» Data entries
· · ·

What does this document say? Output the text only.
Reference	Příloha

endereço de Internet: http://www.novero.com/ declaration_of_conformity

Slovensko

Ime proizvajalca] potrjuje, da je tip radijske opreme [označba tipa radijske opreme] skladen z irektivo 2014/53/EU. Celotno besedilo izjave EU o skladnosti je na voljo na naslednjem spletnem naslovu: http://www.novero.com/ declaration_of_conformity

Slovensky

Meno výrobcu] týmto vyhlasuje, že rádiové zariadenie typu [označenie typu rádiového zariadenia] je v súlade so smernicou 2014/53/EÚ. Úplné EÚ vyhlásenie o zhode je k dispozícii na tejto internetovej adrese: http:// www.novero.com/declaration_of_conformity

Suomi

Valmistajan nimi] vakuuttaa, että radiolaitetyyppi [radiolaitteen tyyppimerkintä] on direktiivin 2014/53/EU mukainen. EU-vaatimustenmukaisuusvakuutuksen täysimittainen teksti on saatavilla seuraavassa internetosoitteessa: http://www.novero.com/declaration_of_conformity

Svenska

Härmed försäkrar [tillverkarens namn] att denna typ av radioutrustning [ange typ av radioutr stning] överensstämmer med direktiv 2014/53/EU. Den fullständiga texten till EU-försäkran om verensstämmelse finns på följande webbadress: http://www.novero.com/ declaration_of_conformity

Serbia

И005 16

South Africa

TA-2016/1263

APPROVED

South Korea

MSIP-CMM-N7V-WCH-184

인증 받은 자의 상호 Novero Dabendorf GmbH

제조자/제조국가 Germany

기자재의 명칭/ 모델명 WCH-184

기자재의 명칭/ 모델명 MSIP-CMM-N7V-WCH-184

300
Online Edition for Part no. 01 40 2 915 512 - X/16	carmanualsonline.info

· · ·

» Stated problem
Go through the material above and count the lines that contain "기자재의"; give that number alone.

» Result for this exercise
2